Aim of the task: Write out each line word for word. Drop pictures.

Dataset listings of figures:

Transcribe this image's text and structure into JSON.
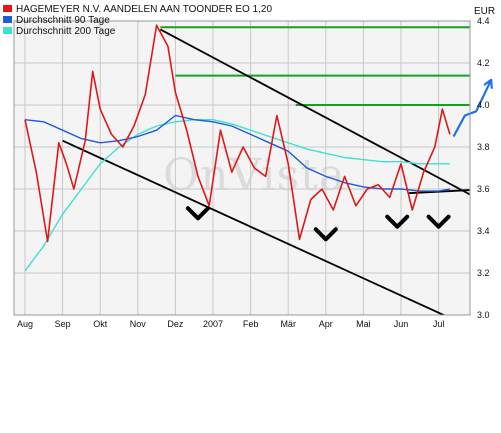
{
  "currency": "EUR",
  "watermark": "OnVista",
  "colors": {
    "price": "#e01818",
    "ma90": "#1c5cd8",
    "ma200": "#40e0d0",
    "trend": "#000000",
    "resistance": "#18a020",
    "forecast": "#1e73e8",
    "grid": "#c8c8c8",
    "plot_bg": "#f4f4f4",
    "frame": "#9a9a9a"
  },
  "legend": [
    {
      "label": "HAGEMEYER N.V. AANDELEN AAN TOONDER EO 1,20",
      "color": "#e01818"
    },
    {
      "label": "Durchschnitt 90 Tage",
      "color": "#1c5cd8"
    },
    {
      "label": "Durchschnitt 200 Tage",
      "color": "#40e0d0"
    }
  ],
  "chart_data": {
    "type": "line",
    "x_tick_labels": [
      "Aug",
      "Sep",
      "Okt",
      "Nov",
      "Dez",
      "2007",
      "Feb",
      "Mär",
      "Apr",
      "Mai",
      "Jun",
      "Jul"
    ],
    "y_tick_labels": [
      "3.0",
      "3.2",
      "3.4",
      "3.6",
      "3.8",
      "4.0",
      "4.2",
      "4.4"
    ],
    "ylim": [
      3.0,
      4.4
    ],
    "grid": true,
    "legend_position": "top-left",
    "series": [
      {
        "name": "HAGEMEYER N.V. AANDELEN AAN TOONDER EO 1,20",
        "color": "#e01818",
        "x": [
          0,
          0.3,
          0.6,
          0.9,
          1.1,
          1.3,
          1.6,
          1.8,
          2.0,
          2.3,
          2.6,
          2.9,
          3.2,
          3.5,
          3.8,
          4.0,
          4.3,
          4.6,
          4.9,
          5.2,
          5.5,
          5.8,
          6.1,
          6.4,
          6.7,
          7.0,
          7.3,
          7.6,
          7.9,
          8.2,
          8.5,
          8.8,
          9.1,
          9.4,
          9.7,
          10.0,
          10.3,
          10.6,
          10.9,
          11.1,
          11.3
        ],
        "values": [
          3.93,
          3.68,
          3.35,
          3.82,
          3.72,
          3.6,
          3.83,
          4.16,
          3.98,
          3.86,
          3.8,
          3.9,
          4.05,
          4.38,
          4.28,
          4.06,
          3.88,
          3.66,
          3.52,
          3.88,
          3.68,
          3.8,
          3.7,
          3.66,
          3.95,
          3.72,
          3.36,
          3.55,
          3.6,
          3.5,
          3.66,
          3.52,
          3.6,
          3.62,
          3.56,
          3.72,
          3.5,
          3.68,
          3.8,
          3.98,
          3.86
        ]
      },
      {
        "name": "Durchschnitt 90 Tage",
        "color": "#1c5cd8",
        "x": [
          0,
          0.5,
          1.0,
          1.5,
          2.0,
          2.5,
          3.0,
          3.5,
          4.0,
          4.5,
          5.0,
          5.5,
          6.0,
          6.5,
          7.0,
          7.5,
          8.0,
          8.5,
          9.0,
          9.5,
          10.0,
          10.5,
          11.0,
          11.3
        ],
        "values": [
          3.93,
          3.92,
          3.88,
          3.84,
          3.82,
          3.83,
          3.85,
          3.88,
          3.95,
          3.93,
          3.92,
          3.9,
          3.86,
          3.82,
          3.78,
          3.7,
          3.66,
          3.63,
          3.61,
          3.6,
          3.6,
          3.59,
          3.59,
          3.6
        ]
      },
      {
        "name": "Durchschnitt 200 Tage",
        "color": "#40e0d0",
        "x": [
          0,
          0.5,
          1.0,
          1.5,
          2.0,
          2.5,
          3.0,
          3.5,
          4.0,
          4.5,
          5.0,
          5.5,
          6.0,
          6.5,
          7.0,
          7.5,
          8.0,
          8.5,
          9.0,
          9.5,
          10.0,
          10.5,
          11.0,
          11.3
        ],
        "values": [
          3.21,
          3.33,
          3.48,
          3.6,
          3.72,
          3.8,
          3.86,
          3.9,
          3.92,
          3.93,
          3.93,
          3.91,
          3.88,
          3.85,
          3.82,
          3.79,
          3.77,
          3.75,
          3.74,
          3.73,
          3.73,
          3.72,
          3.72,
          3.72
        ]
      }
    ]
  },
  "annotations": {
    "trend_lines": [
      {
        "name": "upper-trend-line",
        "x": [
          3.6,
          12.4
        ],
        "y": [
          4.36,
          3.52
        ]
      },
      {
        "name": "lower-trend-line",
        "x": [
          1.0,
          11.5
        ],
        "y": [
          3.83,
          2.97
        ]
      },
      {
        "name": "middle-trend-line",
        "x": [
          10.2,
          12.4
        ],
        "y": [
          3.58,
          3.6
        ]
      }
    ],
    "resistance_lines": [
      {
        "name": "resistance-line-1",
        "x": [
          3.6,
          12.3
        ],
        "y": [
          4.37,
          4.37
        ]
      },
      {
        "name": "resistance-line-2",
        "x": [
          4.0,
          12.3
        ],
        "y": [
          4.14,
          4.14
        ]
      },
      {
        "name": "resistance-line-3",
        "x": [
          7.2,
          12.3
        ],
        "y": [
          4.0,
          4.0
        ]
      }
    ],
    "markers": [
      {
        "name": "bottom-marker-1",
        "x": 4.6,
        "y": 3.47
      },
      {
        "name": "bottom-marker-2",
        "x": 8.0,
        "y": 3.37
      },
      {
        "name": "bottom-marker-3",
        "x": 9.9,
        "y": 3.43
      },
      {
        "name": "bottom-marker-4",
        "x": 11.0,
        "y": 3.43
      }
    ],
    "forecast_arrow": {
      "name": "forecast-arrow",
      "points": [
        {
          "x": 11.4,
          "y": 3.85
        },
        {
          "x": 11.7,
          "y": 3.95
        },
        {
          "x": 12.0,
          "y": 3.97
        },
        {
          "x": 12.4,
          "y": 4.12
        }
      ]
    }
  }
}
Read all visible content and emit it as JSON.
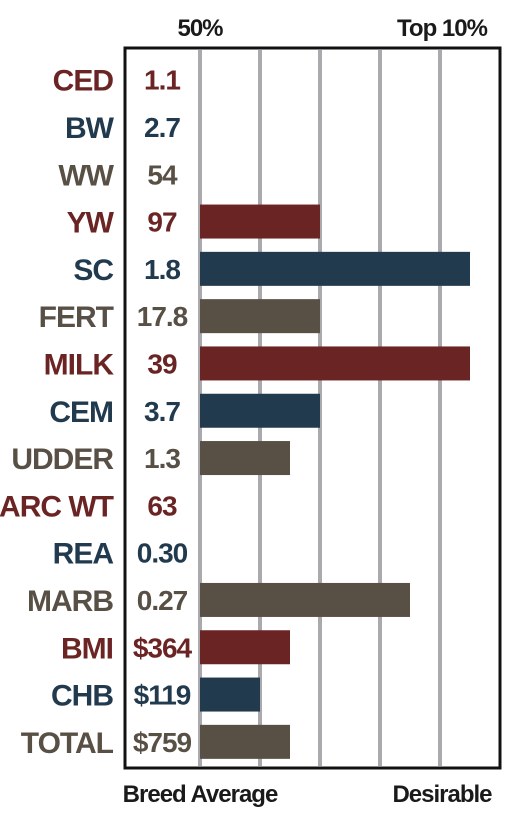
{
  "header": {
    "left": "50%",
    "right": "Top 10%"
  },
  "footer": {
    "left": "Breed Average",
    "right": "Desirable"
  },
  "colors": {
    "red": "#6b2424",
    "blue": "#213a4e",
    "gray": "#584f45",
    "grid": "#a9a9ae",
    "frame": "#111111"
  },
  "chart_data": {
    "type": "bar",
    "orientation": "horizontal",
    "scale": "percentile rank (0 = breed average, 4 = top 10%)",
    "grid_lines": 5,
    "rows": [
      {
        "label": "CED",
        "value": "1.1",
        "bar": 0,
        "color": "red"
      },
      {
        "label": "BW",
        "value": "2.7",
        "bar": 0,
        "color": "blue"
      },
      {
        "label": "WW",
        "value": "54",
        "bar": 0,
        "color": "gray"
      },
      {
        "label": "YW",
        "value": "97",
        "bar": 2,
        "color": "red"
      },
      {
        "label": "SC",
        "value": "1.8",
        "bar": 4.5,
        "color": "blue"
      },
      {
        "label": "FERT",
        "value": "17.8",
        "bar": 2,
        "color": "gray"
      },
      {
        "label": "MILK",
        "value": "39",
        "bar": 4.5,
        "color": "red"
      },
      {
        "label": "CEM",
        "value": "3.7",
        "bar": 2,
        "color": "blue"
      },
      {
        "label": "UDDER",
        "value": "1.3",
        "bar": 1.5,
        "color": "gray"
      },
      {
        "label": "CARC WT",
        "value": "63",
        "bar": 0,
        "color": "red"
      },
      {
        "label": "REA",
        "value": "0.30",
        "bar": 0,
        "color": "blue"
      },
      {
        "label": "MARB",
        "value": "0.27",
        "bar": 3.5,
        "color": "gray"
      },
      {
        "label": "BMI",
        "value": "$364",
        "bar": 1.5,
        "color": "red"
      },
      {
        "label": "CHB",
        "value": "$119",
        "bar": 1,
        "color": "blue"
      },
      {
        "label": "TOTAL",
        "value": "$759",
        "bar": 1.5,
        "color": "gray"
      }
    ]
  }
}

Full response:
Transcribe this image's text and structure into JSON.
{
  "currency": "EUR",
  "watermark": "OnVista",
  "colors": {
    "price": "#e01818",
    "ma90": "#1c5cd8",
    "ma200": "#40e0d0",
    "trend": "#000000",
    "resistance": "#18a020",
    "forecast": "#1e73e8",
    "grid": "#c8c8c8",
    "plot_bg": "#f4f4f4",
    "frame": "#9a9a9a"
  },
  "legend": [
    {
      "label": "HAGEMEYER N.V. AANDELEN AAN TOONDER EO 1,20",
      "color": "#e01818"
    },
    {
      "label": "Durchschnitt 90 Tage",
      "color": "#1c5cd8"
    },
    {
      "label": "Durchschnitt 200 Tage",
      "color": "#40e0d0"
    }
  ],
  "chart_data": {
    "type": "line",
    "x_tick_labels": [
      "Aug",
      "Sep",
      "Okt",
      "Nov",
      "Dez",
      "2007",
      "Feb",
      "Mär",
      "Apr",
      "Mai",
      "Jun",
      "Jul"
    ],
    "y_tick_labels": [
      "3.0",
      "3.2",
      "3.4",
      "3.6",
      "3.8",
      "4.0",
      "4.2",
      "4.4"
    ],
    "ylim": [
      3.0,
      4.4
    ],
    "grid": true,
    "legend_position": "top-left",
    "series": [
      {
        "name": "HAGEMEYER N.V. AANDELEN AAN TOONDER EO 1,20",
        "color": "#e01818",
        "x": [
          0,
          0.3,
          0.6,
          0.9,
          1.1,
          1.3,
          1.6,
          1.8,
          2.0,
          2.3,
          2.6,
          2.9,
          3.2,
          3.5,
          3.8,
          4.0,
          4.3,
          4.6,
          4.9,
          5.2,
          5.5,
          5.8,
          6.1,
          6.4,
          6.7,
          7.0,
          7.3,
          7.6,
          7.9,
          8.2,
          8.5,
          8.8,
          9.1,
          9.4,
          9.7,
          10.0,
          10.3,
          10.6,
          10.9,
          11.1,
          11.3
        ],
        "values": [
          3.93,
          3.68,
          3.35,
          3.82,
          3.72,
          3.6,
          3.83,
          4.16,
          3.98,
          3.86,
          3.8,
          3.9,
          4.05,
          4.38,
          4.28,
          4.06,
          3.88,
          3.66,
          3.52,
          3.88,
          3.68,
          3.8,
          3.7,
          3.66,
          3.95,
          3.72,
          3.36,
          3.55,
          3.6,
          3.5,
          3.66,
          3.52,
          3.6,
          3.62,
          3.56,
          3.72,
          3.5,
          3.68,
          3.8,
          3.98,
          3.86
        ]
      },
      {
        "name": "Durchschnitt 90 Tage",
        "color": "#1c5cd8",
        "x": [
          0,
          0.5,
          1.0,
          1.5,
          2.0,
          2.5,
          3.0,
          3.5,
          4.0,
          4.5,
          5.0,
          5.5,
          6.0,
          6.5,
          7.0,
          7.5,
          8.0,
          8.5,
          9.0,
          9.5,
          10.0,
          10.5,
          11.0,
          11.3
        ],
        "values": [
          3.93,
          3.92,
          3.88,
          3.84,
          3.82,
          3.83,
          3.85,
          3.88,
          3.95,
          3.93,
          3.92,
          3.9,
          3.86,
          3.82,
          3.78,
          3.7,
          3.66,
          3.63,
          3.61,
          3.6,
          3.6,
          3.59,
          3.59,
          3.6
        ]
      },
      {
        "name": "Durchschnitt 200 Tage",
        "color": "#40e0d0",
        "x": [
          0,
          0.5,
          1.0,
          1.5,
          2.0,
          2.5,
          3.0,
          3.5,
          4.0,
          4.5,
          5.0,
          5.5,
          6.0,
          6.5,
          7.0,
          7.5,
          8.0,
          8.5,
          9.0,
          9.5,
          10.0,
          10.5,
          11.0,
          11.3
        ],
        "values": [
          3.21,
          3.33,
          3.48,
          3.6,
          3.72,
          3.8,
          3.86,
          3.9,
          3.92,
          3.93,
          3.93,
          3.91,
          3.88,
          3.85,
          3.82,
          3.79,
          3.77,
          3.75,
          3.74,
          3.73,
          3.73,
          3.72,
          3.72,
          3.72
        ]
      }
    ]
  },
  "annotations": {
    "trend_lines": [
      {
        "name": "upper-trend-line",
        "x": [
          3.6,
          12.4
        ],
        "y": [
          4.36,
          3.52
        ]
      },
      {
        "name": "lower-trend-line",
        "x": [
          1.0,
          11.5
        ],
        "y": [
          3.83,
          2.97
        ]
      },
      {
        "name": "middle-trend-line",
        "x": [
          10.2,
          12.4
        ],
        "y": [
          3.58,
          3.6
        ]
      }
    ],
    "resistance_lines": [
      {
        "name": "resistance-line-1",
        "x": [
          3.6,
          12.3
        ],
        "y": [
          4.37,
          4.37
        ]
      },
      {
        "name": "resistance-line-2",
        "x": [
          4.0,
          12.3
        ],
        "y": [
          4.14,
          4.14
        ]
      },
      {
        "name": "resistance-line-3",
        "x": [
          7.2,
          12.3
        ],
        "y": [
          4.0,
          4.0
        ]
      }
    ],
    "markers": [
      {
        "name": "bottom-marker-1",
        "x": 4.6,
        "y": 3.47
      },
      {
        "name": "bottom-marker-2",
        "x": 8.0,
        "y": 3.37
      },
      {
        "name": "bottom-marker-3",
        "x": 9.9,
        "y": 3.43
      },
      {
        "name": "bottom-marker-4",
        "x": 11.0,
        "y": 3.43
      }
    ],
    "forecast_arrow": {
      "name": "forecast-arrow",
      "points": [
        {
          "x": 11.4,
          "y": 3.85
        },
        {
          "x": 11.7,
          "y": 3.95
        },
        {
          "x": 12.0,
          "y": 3.97
        },
        {
          "x": 12.4,
          "y": 4.12
        }
      ]
    }
  }
}
Read all visible content and emit it as JSON.
{
  "header": {
    "left": "50%",
    "right": "Top 10%"
  },
  "footer": {
    "left": "Breed Average",
    "right": "Desirable"
  },
  "colors": {
    "red": "#6b2424",
    "blue": "#213a4e",
    "gray": "#584f45",
    "grid": "#a9a9ae",
    "frame": "#111111"
  },
  "chart_data": {
    "type": "bar",
    "orientation": "horizontal",
    "scale": "percentile rank (0 = breed average, 4 = top 10%)",
    "grid_lines": 5,
    "rows": [
      {
        "label": "CED",
        "value": "1.1",
        "bar": 0,
        "color": "red"
      },
      {
        "label": "BW",
        "value": "2.7",
        "bar": 0,
        "color": "blue"
      },
      {
        "label": "WW",
        "value": "54",
        "bar": 0,
        "color": "gray"
      },
      {
        "label": "YW",
        "value": "97",
        "bar": 2,
        "color": "red"
      },
      {
        "label": "SC",
        "value": "1.8",
        "bar": 4.5,
        "color": "blue"
      },
      {
        "label": "FERT",
        "value": "17.8",
        "bar": 2,
        "color": "gray"
      },
      {
        "label": "MILK",
        "value": "39",
        "bar": 4.5,
        "color": "red"
      },
      {
        "label": "CEM",
        "value": "3.7",
        "bar": 2,
        "color": "blue"
      },
      {
        "label": "UDDER",
        "value": "1.3",
        "bar": 1.5,
        "color": "gray"
      },
      {
        "label": "CARC WT",
        "value": "63",
        "bar": 0,
        "color": "red"
      },
      {
        "label": "REA",
        "value": "0.30",
        "bar": 0,
        "color": "blue"
      },
      {
        "label": "MARB",
        "value": "0.27",
        "bar": 3.5,
        "color": "gray"
      },
      {
        "label": "BMI",
        "value": "$364",
        "bar": 1.5,
        "color": "red"
      },
      {
        "label": "CHB",
        "value": "$119",
        "bar": 1,
        "color": "blue"
      },
      {
        "label": "TOTAL",
        "value": "$759",
        "bar": 1.5,
        "color": "gray"
      }
    ]
  }
}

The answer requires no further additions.